## ЗАДАНИЕ
Перепечатаете из отрывка о доме Фрейда участок от слов «Пока он был» до слов «образцового отца семейства.» включительно, ничего не меняя?

Пока он был жив, к нему редко заглядывали, зато теперь идут толпой, — говорит таксист, везущий меня к дому Фрейда, где размещался и его кабинет. Эти комнаты знамениты на весь мир, я и сам бывал здесь неоднократно, но всякий раз они производили на меня сильное впечатление, здешний воздух пропитан почтением и отеческой печалью, с которыми этот господин из XIX века погрузился в Ахеронт. В прихожей — шляпа и трость, словно Фрейд только что вернулся домой; а еще — медицинский саквояж, дорожная сумка и бутылка в кожаном чехле — эту флягу он брал с собой, отправляясь на прогулки по лесу, которые он совершал с регулярностью образцового отца семейства.
Фотографии и документы, выставленные в изобилии в кабинете, портреты Фрейда и других основоположников новой науки, издания знаменитых трудов воспринимаются как простая иллюстрация: это уже не кабинет Фрейда, а учебный музей психоанализа, сжатого почти до расхожей формулы, без которой нынче не обходится ни одно научное рассуждение.
Впрочем, в тесном зале ожидания стоят книги из подлинной, личной библиотеки Фрейда: Гейне, Шиллер, Ибсен, классики, учившие его деликатности, строгости и humanitas[72], без которых спускающемуся в преисподнюю не обойтись. Трость и фляга говорят о величии Фрейда, о свойственном ему чувстве меры и любви к порядку, о простоте решительного и освободившегося от тревог человека, который, погружаясь в пучины человеческой амбивалентности, учится сам и учит других еще сильнее, еще с большей свободой любить семейные прогулки по горам.
Мало что из всего этого можно услышать на слетах психоаналитиков: в путаных, не дружащих с синтаксисом речах они, сами того не желая, нередко сводят психоанализ к пародии на него, применяя понятие эдипова комплекса в рассуждениях о чистоте городских улиц и колебании валютного курса. Истинные наследники Фрейда — не авторы невнятных теорий, которые распространяют психоанализ на все и вся, растягивая его, как жевачку, а врачи, которые терпеливо помогают людям научиться жить хоть чуточку лучше. Глядя на скромный, вселяющий спокойствие кожаный саквояж, я вспоминаю всех, кому я обязан собственным, не слишком развитым чувством уверенности, необходимым минимальным запасом прочности, позволяющим мне сосуществовать с собственными внутренними темными пространствами.

## ПРЕДСТАВЛЕННЫЙ МАТЕРИАЛ

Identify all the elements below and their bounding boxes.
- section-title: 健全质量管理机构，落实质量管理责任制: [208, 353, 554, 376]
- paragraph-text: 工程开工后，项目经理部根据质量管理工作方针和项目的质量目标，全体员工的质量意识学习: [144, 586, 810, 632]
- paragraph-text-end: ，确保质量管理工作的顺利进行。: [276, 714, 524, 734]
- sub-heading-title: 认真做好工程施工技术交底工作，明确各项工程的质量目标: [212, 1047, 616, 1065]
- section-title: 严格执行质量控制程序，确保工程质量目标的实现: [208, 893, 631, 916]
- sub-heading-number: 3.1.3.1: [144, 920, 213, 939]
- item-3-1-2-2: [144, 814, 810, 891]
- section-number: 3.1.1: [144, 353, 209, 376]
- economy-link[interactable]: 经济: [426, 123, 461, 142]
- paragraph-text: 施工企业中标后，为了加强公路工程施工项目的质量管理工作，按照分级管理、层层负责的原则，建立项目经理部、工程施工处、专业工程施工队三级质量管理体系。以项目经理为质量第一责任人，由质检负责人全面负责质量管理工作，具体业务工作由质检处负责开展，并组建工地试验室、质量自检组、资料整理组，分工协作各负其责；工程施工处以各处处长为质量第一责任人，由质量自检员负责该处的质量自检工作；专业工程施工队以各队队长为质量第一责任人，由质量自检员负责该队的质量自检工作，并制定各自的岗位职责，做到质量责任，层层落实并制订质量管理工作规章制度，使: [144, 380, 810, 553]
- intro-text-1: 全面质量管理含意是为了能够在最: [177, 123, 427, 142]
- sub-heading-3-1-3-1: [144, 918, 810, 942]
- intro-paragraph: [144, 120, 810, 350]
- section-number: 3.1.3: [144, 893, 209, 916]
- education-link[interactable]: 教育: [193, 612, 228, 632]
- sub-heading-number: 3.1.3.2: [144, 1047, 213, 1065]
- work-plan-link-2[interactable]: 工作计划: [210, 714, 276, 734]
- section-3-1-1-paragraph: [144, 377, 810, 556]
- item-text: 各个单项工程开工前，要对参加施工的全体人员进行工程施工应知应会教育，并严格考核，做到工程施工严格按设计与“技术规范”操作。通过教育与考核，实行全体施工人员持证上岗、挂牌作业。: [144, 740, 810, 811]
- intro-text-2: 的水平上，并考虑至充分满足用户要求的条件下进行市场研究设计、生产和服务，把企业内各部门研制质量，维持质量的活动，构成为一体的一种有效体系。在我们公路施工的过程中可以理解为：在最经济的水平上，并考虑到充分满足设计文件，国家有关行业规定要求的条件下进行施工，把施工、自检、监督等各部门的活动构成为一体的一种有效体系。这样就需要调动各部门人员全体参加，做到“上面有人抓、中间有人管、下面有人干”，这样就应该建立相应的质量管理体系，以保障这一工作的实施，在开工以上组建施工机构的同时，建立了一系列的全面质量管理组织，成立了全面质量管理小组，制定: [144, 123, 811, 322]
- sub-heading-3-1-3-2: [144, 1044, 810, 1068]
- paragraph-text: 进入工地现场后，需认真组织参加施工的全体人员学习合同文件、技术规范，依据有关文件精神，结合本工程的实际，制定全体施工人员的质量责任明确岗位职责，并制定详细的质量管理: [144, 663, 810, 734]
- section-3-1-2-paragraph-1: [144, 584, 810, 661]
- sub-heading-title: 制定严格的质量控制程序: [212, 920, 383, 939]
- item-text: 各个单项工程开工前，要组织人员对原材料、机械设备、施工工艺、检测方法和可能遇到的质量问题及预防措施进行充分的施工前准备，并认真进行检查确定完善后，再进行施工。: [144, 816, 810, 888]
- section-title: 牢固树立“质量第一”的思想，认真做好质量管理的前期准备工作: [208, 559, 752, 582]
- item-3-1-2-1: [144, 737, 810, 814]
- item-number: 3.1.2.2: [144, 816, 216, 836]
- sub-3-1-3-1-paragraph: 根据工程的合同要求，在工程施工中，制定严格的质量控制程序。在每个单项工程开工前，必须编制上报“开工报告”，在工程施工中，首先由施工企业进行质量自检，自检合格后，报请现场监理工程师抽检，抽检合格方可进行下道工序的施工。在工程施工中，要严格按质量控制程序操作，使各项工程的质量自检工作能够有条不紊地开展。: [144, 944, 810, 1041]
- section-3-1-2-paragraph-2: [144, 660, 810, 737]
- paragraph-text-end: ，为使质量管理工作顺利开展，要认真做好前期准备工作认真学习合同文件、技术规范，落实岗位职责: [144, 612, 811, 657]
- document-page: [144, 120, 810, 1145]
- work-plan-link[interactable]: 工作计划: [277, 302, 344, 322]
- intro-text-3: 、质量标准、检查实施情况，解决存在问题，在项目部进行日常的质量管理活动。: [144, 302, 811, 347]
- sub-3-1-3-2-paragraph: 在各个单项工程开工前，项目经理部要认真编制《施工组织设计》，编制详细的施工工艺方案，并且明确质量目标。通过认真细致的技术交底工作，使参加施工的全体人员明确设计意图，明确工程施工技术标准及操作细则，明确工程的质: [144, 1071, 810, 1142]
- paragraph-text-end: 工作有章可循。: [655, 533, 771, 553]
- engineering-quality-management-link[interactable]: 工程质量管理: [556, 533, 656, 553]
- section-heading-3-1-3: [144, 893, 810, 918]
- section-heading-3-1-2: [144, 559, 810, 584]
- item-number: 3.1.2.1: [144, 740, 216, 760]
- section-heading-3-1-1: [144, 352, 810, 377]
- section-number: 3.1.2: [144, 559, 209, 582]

## ОТВЕТ К ЗАДАНИЮ
Пока он был жив, к нему редко заглядывали, зато теперь идут толпой, — говорит таксист, везущий меня к дому Фрейда, где размещался и его кабинет. Эти комнаты знамениты на весь мир, я и сам бывал здесь неоднократно, но всякий раз они производили на меня сильное впечатление, здешний воздух пропитан почтением и отеческой печалью, с которыми этот господин из XIX века погрузился в Ахеронт. В прихожей — шляпа и трость, словно Фрейд только что вернулся домой; а еще — медицинский саквояж, дорожная сумка и бутылка в кожаном чехле — эту флягу он брал с собой, отправляясь на прогулки по лесу, которые он совершал с регулярностью образцового отца семейства.